-- START OF Rows --

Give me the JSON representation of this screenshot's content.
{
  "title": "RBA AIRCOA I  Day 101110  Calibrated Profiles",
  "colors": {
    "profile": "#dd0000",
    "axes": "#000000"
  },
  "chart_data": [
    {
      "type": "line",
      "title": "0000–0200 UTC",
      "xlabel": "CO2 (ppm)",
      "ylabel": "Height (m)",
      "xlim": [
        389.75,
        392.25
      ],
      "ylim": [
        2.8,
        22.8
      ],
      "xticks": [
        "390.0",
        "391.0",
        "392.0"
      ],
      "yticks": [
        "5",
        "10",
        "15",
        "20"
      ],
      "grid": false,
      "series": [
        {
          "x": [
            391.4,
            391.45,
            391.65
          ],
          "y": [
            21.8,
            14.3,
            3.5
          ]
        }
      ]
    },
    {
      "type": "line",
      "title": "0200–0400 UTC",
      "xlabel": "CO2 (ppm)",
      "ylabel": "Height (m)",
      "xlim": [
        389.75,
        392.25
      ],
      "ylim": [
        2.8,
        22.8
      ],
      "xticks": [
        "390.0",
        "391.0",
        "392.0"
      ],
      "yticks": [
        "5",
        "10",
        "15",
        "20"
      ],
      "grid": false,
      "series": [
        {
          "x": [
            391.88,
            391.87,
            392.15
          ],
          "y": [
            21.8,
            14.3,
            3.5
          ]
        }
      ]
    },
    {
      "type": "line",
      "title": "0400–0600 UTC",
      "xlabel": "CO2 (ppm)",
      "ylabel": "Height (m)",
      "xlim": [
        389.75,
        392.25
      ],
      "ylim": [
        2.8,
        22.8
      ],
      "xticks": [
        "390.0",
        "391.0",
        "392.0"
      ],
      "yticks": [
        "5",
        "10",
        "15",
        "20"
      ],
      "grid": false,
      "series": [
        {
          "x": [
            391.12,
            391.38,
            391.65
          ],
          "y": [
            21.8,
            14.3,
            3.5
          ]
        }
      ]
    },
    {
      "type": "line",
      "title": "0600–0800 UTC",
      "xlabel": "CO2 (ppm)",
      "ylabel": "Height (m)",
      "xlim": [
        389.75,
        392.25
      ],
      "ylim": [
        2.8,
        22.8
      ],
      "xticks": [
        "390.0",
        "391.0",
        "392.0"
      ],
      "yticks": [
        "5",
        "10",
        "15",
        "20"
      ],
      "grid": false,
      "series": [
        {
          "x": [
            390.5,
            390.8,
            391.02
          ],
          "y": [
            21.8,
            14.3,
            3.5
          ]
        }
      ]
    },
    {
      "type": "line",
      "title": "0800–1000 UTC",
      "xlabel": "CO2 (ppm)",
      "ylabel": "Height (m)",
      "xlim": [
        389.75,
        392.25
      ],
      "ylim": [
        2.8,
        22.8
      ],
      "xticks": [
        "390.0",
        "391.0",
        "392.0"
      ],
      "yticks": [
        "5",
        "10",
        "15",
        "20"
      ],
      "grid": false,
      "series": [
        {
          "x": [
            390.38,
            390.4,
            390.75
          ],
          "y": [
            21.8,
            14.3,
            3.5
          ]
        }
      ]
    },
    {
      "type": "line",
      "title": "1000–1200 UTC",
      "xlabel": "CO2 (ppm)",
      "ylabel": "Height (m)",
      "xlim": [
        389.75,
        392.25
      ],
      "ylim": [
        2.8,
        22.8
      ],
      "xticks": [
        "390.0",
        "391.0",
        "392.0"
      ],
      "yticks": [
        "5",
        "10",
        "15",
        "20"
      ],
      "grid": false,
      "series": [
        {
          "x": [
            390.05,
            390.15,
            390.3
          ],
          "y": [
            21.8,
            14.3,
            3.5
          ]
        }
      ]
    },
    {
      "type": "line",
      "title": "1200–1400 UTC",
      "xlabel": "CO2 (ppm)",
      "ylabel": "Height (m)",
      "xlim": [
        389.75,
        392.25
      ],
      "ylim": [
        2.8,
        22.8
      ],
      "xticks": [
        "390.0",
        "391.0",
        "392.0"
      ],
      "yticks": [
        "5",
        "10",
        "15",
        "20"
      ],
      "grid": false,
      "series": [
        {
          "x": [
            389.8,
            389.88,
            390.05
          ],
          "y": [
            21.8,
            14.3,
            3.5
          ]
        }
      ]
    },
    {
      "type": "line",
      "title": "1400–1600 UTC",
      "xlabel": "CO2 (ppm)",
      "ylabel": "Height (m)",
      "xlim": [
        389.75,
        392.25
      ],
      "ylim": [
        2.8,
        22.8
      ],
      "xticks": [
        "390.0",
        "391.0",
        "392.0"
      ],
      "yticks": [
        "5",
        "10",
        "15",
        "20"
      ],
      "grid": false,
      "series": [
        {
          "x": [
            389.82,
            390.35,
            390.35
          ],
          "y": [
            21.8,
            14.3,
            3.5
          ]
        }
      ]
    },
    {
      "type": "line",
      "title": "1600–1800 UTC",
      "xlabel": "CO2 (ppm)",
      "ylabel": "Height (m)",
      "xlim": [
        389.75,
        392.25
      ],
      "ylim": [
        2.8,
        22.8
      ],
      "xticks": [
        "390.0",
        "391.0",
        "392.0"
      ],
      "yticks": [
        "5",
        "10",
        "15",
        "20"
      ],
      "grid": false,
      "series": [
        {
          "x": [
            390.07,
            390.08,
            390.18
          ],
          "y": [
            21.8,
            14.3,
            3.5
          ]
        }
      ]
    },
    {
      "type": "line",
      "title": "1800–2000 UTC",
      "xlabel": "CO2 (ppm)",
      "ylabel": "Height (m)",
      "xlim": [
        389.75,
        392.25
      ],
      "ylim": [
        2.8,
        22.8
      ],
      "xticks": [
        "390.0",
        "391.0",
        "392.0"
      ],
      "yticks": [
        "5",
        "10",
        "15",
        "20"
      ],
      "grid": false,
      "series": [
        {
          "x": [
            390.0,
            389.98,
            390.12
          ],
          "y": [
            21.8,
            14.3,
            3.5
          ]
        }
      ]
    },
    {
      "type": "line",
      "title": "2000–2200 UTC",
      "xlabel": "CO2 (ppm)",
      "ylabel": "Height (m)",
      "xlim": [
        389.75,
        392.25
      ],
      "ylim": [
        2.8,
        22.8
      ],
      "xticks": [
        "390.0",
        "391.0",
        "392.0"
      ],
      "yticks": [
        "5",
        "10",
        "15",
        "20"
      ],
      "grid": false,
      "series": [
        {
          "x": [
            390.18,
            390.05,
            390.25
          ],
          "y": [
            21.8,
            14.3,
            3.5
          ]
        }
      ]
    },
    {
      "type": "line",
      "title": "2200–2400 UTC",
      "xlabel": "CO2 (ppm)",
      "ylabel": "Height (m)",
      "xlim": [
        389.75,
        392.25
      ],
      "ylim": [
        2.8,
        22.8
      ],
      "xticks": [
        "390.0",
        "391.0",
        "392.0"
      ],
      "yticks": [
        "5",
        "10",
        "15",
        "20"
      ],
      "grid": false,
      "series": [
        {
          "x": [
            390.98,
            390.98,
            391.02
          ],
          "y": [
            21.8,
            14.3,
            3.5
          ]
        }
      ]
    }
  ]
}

-- END OF Rows --

» Exercise: Give the material above again, word for word.

» Answer for the task:
Give me the JSON representation of this screenshot's content.
{
  "title": "RBA AIRCOA I  Day 101110  Calibrated Profiles",
  "colors": {
    "profile": "#dd0000",
    "axes": "#000000"
  },
  "chart_data": [
    {
      "type": "line",
      "title": "0000–0200 UTC",
      "xlabel": "CO2 (ppm)",
      "ylabel": "Height (m)",
      "xlim": [
        389.75,
        392.25
      ],
      "ylim": [
        2.8,
        22.8
      ],
      "xticks": [
        "390.0",
        "391.0",
        "392.0"
      ],
      "yticks": [
        "5",
        "10",
        "15",
        "20"
      ],
      "grid": false,
      "series": [
        {
          "x": [
            391.4,
            391.45,
            391.65
          ],
          "y": [
            21.8,
            14.3,
            3.5
          ]
        }
      ]
    },
    {
      "type": "line",
      "title": "0200–0400 UTC",
      "xlabel": "CO2 (ppm)",
      "ylabel": "Height (m)",
      "xlim": [
        389.75,
        392.25
      ],
      "ylim": [
        2.8,
        22.8
      ],
      "xticks": [
        "390.0",
        "391.0",
        "392.0"
      ],
      "yticks": [
        "5",
        "10",
        "15",
        "20"
      ],
      "grid": false,
      "series": [
        {
          "x": [
            391.88,
            391.87,
            392.15
          ],
          "y": [
            21.8,
            14.3,
            3.5
          ]
        }
      ]
    },
    {
      "type": "line",
      "title": "0400–0600 UTC",
      "xlabel": "CO2 (ppm)",
      "ylabel": "Height (m)",
      "xlim": [
        389.75,
        392.25
      ],
      "ylim": [
        2.8,
        22.8
      ],
      "xticks": [
        "390.0",
        "391.0",
        "392.0"
      ],
      "yticks": [
        "5",
        "10",
        "15",
        "20"
      ],
      "grid": false,
      "series": [
        {
          "x": [
            391.12,
            391.38,
            391.65
          ],
          "y": [
            21.8,
            14.3,
            3.5
          ]
        }
      ]
    },
    {
      "type": "line",
      "title": "0600–0800 UTC",
      "xlabel": "CO2 (ppm)",
      "ylabel": "Height (m)",
      "xlim": [
        389.75,
        392.25
      ],
      "ylim": [
        2.8,
        22.8
      ],
      "xticks": [
        "390.0",
        "391.0",
        "392.0"
      ],
      "yticks": [
        "5",
        "10",
        "15",
        "20"
      ],
      "grid": false,
      "series": [
        {
          "x": [
            390.5,
            390.8,
            391.02
          ],
          "y": [
            21.8,
            14.3,
            3.5
          ]
        }
      ]
    },
    {
      "type": "line",
      "title": "0800–1000 UTC",
      "xlabel": "CO2 (ppm)",
      "ylabel": "Height (m)",
      "xlim": [
        389.75,
        392.25
      ],
      "ylim": [
        2.8,
        22.8
      ],
      "xticks": [
        "390.0",
        "391.0",
        "392.0"
      ],
      "yticks": [
        "5",
        "10",
        "15",
        "20"
      ],
      "grid": false,
      "series": [
        {
          "x": [
            390.38,
            390.4,
            390.75
          ],
          "y": [
            21.8,
            14.3,
            3.5
          ]
        }
      ]
    },
    {
      "type": "line",
      "title": "1000–1200 UTC",
      "xlabel": "CO2 (ppm)",
      "ylabel": "Height (m)",
      "xlim": [
        389.75,
        392.25
      ],
      "ylim": [
        2.8,
        22.8
      ],
      "xticks": [
        "390.0",
        "391.0",
        "392.0"
      ],
      "yticks": [
        "5",
        "10",
        "15",
        "20"
      ],
      "grid": false,
      "series": [
        {
          "x": [
            390.05,
            390.15,
            390.3
          ],
          "y": [
            21.8,
            14.3,
            3.5
          ]
        }
      ]
    },
    {
      "type": "line",
      "title": "1200–1400 UTC",
      "xlabel": "CO2 (ppm)",
      "ylabel": "Height (m)",
      "xlim": [
        389.75,
        392.25
      ],
      "ylim": [
        2.8,
        22.8
      ],
      "xticks": [
        "390.0",
        "391.0",
        "392.0"
      ],
      "yticks": [
        "5",
        "10",
        "15",
        "20"
      ],
      "grid": false,
      "series": [
        {
          "x": [
            389.8,
            389.88,
            390.05
          ],
          "y": [
            21.8,
            14.3,
            3.5
          ]
        }
      ]
    },
    {
      "type": "line",
      "title": "1400–1600 UTC",
      "xlabel": "CO2 (ppm)",
      "ylabel": "Height (m)",
      "xlim": [
        389.75,
        392.25
      ],
      "ylim": [
        2.8,
        22.8
      ],
      "xticks": [
        "390.0",
        "391.0",
        "392.0"
      ],
      "yticks": [
        "5",
        "10",
        "15",
        "20"
      ],
      "grid": false,
      "series": [
        {
          "x": [
            389.82,
            390.35,
            390.35
          ],
          "y": [
            21.8,
            14.3,
            3.5
          ]
        }
      ]
    },
    {
      "type": "line",
      "title": "1600–1800 UTC",
      "xlabel": "CO2 (ppm)",
      "ylabel": "Height (m)",
      "xlim": [
        389.75,
        392.25
      ],
      "ylim": [
        2.8,
        22.8
      ],
      "xticks": [
        "390.0",
        "391.0",
        "392.0"
      ],
      "yticks": [
        "5",
        "10",
        "15",
        "20"
      ],
      "grid": false,
      "series": [
        {
          "x": [
            390.07,
            390.08,
            390.18
          ],
          "y": [
            21.8,
            14.3,
            3.5
          ]
        }
      ]
    },
    {
      "type": "line",
      "title": "1800–2000 UTC",
      "xlabel": "CO2 (ppm)",
      "ylabel": "Height (m)",
      "xlim": [
        389.75,
        392.25
      ],
      "ylim": [
        2.8,
        22.8
      ],
      "xticks": [
        "390.0",
        "391.0",
        "392.0"
      ],
      "yticks": [
        "5",
        "10",
        "15",
        "20"
      ],
      "grid": false,
      "series": [
        {
          "x": [
            390.0,
            389.98,
            390.12
          ],
          "y": [
            21.8,
            14.3,
            3.5
          ]
        }
      ]
    },
    {
      "type": "line",
      "title": "2000–2200 UTC",
      "xlabel": "CO2 (ppm)",
      "ylabel": "Height (m)",
      "xlim": [
        389.75,
        392.25
      ],
      "ylim": [
        2.8,
        22.8
      ],
      "xticks": [
        "390.0",
        "391.0",
        "392.0"
      ],
      "yticks": [
        "5",
        "10",
        "15",
        "20"
      ],
      "grid": false,
      "series": [
        {
          "x": [
            390.18,
            390.05,
            390.25
          ],
          "y": [
            21.8,
            14.3,
            3.5
          ]
        }
      ]
    },
    {
      "type": "line",
      "title": "2200–2400 UTC",
      "xlabel": "CO2 (ppm)",
      "ylabel": "Height (m)",
      "xlim": [
        389.75,
        392.25
      ],
      "ylim": [
        2.8,
        22.8
      ],
      "xticks": [
        "390.0",
        "391.0",
        "392.0"
      ],
      "yticks": [
        "5",
        "10",
        "15",
        "20"
      ],
      "grid": false,
      "series": [
        {
          "x": [
            390.98,
            390.98,
            391.02
          ],
          "y": [
            21.8,
            14.3,
            3.5
          ]
        }
      ]
    }
  ]
}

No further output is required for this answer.